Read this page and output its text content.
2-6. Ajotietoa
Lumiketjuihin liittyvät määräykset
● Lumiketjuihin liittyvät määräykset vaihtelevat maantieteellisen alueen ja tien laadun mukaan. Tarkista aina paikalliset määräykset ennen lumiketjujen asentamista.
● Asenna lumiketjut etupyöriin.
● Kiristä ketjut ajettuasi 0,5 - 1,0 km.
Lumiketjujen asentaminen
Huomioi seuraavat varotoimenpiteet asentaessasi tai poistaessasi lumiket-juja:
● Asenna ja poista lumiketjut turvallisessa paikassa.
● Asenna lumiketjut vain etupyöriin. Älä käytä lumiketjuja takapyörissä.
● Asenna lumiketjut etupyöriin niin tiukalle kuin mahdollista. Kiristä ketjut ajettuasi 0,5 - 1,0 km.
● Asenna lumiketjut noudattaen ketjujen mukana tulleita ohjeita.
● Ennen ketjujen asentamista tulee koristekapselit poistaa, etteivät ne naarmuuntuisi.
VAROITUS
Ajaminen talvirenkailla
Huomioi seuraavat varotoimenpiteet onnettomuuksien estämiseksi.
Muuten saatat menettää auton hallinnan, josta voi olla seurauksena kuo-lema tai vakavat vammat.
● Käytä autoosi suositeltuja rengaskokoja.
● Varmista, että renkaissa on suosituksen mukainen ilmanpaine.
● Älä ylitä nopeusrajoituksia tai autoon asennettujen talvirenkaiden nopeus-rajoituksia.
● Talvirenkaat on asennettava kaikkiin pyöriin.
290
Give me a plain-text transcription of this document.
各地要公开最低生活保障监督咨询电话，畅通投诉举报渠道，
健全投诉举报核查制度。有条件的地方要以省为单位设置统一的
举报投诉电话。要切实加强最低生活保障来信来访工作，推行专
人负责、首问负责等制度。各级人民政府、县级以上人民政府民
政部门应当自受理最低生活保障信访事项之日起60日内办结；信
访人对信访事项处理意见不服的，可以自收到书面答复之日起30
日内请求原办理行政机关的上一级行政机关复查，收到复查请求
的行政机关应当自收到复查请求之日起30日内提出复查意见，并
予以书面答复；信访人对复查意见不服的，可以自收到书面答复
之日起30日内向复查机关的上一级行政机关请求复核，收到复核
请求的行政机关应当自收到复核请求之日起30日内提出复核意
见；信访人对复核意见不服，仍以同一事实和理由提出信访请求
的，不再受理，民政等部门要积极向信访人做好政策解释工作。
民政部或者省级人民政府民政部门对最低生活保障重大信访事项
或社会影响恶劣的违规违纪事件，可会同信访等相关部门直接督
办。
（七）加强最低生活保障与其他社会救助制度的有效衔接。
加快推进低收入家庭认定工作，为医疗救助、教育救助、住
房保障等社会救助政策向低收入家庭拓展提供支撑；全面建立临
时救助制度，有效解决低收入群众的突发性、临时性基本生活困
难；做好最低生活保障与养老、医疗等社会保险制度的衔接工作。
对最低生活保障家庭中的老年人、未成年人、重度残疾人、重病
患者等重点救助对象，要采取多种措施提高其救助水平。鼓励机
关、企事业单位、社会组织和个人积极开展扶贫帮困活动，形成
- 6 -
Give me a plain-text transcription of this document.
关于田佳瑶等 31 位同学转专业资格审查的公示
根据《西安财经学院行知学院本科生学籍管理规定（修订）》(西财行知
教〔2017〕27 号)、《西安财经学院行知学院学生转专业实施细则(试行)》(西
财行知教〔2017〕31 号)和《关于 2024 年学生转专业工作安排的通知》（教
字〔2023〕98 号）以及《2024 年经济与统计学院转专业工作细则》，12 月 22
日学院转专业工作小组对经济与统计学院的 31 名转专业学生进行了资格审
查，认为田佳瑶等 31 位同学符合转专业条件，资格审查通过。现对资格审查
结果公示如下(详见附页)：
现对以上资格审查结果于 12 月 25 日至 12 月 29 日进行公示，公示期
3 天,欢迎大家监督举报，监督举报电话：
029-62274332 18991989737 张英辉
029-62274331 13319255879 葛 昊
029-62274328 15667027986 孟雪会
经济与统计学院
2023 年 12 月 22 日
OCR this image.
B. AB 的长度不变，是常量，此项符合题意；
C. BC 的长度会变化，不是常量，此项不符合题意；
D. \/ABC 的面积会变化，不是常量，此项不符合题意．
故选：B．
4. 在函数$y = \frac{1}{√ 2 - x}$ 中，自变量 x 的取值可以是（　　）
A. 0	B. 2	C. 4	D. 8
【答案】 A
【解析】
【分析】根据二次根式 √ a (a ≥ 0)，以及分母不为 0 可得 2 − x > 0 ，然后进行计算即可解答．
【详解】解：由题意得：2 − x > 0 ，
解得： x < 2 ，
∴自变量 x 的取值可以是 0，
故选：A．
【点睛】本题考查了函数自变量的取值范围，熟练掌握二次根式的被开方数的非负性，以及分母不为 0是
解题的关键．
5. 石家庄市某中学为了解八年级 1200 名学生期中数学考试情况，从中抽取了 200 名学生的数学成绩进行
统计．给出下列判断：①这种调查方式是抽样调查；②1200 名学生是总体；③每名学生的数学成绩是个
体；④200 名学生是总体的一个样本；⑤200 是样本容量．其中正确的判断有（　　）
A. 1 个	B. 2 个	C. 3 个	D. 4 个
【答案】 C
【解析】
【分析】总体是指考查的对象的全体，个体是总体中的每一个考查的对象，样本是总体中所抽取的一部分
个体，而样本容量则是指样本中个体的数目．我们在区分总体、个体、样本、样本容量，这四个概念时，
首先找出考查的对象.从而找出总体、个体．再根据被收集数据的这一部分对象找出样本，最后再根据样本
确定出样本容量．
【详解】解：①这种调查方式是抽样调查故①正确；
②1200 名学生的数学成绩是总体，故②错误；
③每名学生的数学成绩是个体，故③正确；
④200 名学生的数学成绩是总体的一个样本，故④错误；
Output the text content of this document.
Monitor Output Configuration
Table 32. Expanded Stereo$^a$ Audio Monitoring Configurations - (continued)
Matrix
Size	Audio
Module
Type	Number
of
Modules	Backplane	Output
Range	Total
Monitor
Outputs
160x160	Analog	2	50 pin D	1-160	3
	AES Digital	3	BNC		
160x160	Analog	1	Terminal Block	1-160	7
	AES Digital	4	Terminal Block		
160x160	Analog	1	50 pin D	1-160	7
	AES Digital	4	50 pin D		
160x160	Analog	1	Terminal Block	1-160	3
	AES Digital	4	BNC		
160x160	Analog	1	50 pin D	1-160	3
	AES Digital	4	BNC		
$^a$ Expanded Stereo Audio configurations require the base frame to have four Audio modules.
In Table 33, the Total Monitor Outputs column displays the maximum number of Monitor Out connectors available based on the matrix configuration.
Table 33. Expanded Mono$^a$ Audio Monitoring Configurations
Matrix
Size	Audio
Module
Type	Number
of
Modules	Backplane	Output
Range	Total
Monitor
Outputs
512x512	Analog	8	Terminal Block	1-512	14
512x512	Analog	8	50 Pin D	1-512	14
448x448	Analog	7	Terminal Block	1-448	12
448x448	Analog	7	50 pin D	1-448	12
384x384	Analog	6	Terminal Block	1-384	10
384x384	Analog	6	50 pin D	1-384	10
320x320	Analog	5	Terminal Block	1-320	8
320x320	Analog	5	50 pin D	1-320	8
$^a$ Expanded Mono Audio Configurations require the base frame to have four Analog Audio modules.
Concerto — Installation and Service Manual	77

### Exercise brief
Copy each record from above exactly, and include every line.

### Task result
Read this page and output its text content.
2-6. Ajotietoa
Lumiketjuihin liittyvät määräykset
● Lumiketjuihin liittyvät määräykset vaihtelevat maantieteellisen alueen ja tien laadun mukaan. Tarkista aina paikalliset määräykset ennen lumiketjujen asentamista.
● Asenna lumiketjut etupyöriin.
● Kiristä ketjut ajettuasi 0,5 - 1,0 km.
Lumiketjujen asentaminen
Huomioi seuraavat varotoimenpiteet asentaessasi tai poistaessasi lumiket-juja:
● Asenna ja poista lumiketjut turvallisessa paikassa.
● Asenna lumiketjut vain etupyöriin. Älä käytä lumiketjuja takapyörissä.
● Asenna lumiketjut etupyöriin niin tiukalle kuin mahdollista. Kiristä ketjut ajettuasi 0,5 - 1,0 km.
● Asenna lumiketjut noudattaen ketjujen mukana tulleita ohjeita.
● Ennen ketjujen asentamista tulee koristekapselit poistaa, etteivät ne naarmuuntuisi.
VAROITUS
Ajaminen talvirenkailla
Huomioi seuraavat varotoimenpiteet onnettomuuksien estämiseksi.
Muuten saatat menettää auton hallinnan, josta voi olla seurauksena kuo-lema tai vakavat vammat.
● Käytä autoosi suositeltuja rengaskokoja.
● Varmista, että renkaissa on suosituksen mukainen ilmanpaine.
● Älä ylitä nopeusrajoituksia tai autoon asennettujen talvirenkaiden nopeus-rajoituksia.
● Talvirenkaat on asennettava kaikkiin pyöriin.
290
Give me a plain-text transcription of this document.
各地要公开最低生活保障监督咨询电话，畅通投诉举报渠道，
健全投诉举报核查制度。有条件的地方要以省为单位设置统一的
举报投诉电话。要切实加强最低生活保障来信来访工作，推行专
人负责、首问负责等制度。各级人民政府、县级以上人民政府民
政部门应当自受理最低生活保障信访事项之日起60日内办结；信
访人对信访事项处理意见不服的，可以自收到书面答复之日起30
日内请求原办理行政机关的上一级行政机关复查，收到复查请求
的行政机关应当自收到复查请求之日起30日内提出复查意见，并
予以书面答复；信访人对复查意见不服的，可以自收到书面答复
之日起30日内向复查机关的上一级行政机关请求复核，收到复核
请求的行政机关应当自收到复核请求之日起30日内提出复核意
见；信访人对复核意见不服，仍以同一事实和理由提出信访请求
的，不再受理，民政等部门要积极向信访人做好政策解释工作。
民政部或者省级人民政府民政部门对最低生活保障重大信访事项
或社会影响恶劣的违规违纪事件，可会同信访等相关部门直接督
办。
（七）加强最低生活保障与其他社会救助制度的有效衔接。
加快推进低收入家庭认定工作，为医疗救助、教育救助、住
房保障等社会救助政策向低收入家庭拓展提供支撑；全面建立临
时救助制度，有效解决低收入群众的突发性、临时性基本生活困
难；做好最低生活保障与养老、医疗等社会保险制度的衔接工作。
对最低生活保障家庭中的老年人、未成年人、重度残疾人、重病
患者等重点救助对象，要采取多种措施提高其救助水平。鼓励机
关、企事业单位、社会组织和个人积极开展扶贫帮困活动，形成
- 6 -
Give me a plain-text transcription of this document.
关于田佳瑶等 31 位同学转专业资格审查的公示
根据《西安财经学院行知学院本科生学籍管理规定（修订）》(西财行知
教〔2017〕27 号)、《西安财经学院行知学院学生转专业实施细则(试行)》(西
财行知教〔2017〕31 号)和《关于 2024 年学生转专业工作安排的通知》（教
字〔2023〕98 号）以及《2024 年经济与统计学院转专业工作细则》，12 月 22
日学院转专业工作小组对经济与统计学院的 31 名转专业学生进行了资格审
查，认为田佳瑶等 31 位同学符合转专业条件，资格审查通过。现对资格审查
结果公示如下(详见附页)：
现对以上资格审查结果于 12 月 25 日至 12 月 29 日进行公示，公示期
3 天,欢迎大家监督举报，监督举报电话：
029-62274332 18991989737 张英辉
029-62274331 13319255879 葛 昊
029-62274328 15667027986 孟雪会
经济与统计学院
2023 年 12 月 22 日
OCR this image.
B. AB 的长度不变，是常量，此项符合题意；
C. BC 的长度会变化，不是常量，此项不符合题意；
D. \/ABC 的面积会变化，不是常量，此项不符合题意．
故选：B．
4. 在函数$y = \frac{1}{√ 2 - x}$ 中，自变量 x 的取值可以是（　　）
A. 0	B. 2	C. 4	D. 8
【答案】 A
【解析】
【分析】根据二次根式 √ a (a ≥ 0)，以及分母不为 0 可得 2 − x > 0 ，然后进行计算即可解答．
【详解】解：由题意得：2 − x > 0 ，
解得： x < 2 ，
∴自变量 x 的取值可以是 0，
故选：A．
【点睛】本题考查了函数自变量的取值范围，熟练掌握二次根式的被开方数的非负性，以及分母不为 0是
解题的关键．
5. 石家庄市某中学为了解八年级 1200 名学生期中数学考试情况，从中抽取了 200 名学生的数学成绩进行
统计．给出下列判断：①这种调查方式是抽样调查；②1200 名学生是总体；③每名学生的数学成绩是个
体；④200 名学生是总体的一个样本；⑤200 是样本容量．其中正确的判断有（　　）
A. 1 个	B. 2 个	C. 3 个	D. 4 个
【答案】 C
【解析】
【分析】总体是指考查的对象的全体，个体是总体中的每一个考查的对象，样本是总体中所抽取的一部分
个体，而样本容量则是指样本中个体的数目．我们在区分总体、个体、样本、样本容量，这四个概念时，
首先找出考查的对象.从而找出总体、个体．再根据被收集数据的这一部分对象找出样本，最后再根据样本
确定出样本容量．
【详解】解：①这种调查方式是抽样调查故①正确；
②1200 名学生的数学成绩是总体，故②错误；
③每名学生的数学成绩是个体，故③正确；
④200 名学生的数学成绩是总体的一个样本，故④错误；
Output the text content of this document.
Monitor Output Configuration
Table 32. Expanded Stereo$^a$ Audio Monitoring Configurations - (continued)
Matrix
Size	Audio
Module
Type	Number
of
Modules	Backplane	Output
Range	Total
Monitor
Outputs
160x160	Analog	2	50 pin D	1-160	3
	AES Digital	3	BNC		
160x160	Analog	1	Terminal Block	1-160	7
	AES Digital	4	Terminal Block		
160x160	Analog	1	50 pin D	1-160	7
	AES Digital	4	50 pin D		
160x160	Analog	1	Terminal Block	1-160	3
	AES Digital	4	BNC		
160x160	Analog	1	50 pin D	1-160	3
	AES Digital	4	BNC		
$^a$ Expanded Stereo Audio configurations require the base frame to have four Audio modules.
In Table 33, the Total Monitor Outputs column displays the maximum number of Monitor Out connectors available based on the matrix configuration.
Table 33. Expanded Mono$^a$ Audio Monitoring Configurations
Matrix
Size	Audio
Module
Type	Number
of
Modules	Backplane	Output
Range	Total
Monitor
Outputs
512x512	Analog	8	Terminal Block	1-512	14
512x512	Analog	8	50 Pin D	1-512	14
448x448	Analog	7	Terminal Block	1-448	12
448x448	Analog	7	50 pin D	1-448	12
384x384	Analog	6	Terminal Block	1-384	10
384x384	Analog	6	50 pin D	1-384	10
320x320	Analog	5	Terminal Block	1-320	8
320x320	Analog	5	50 pin D	1-320	8
$^a$ Expanded Mono Audio Configurations require the base frame to have four Analog Audio modules.
Concerto — Installation and Service Manual	77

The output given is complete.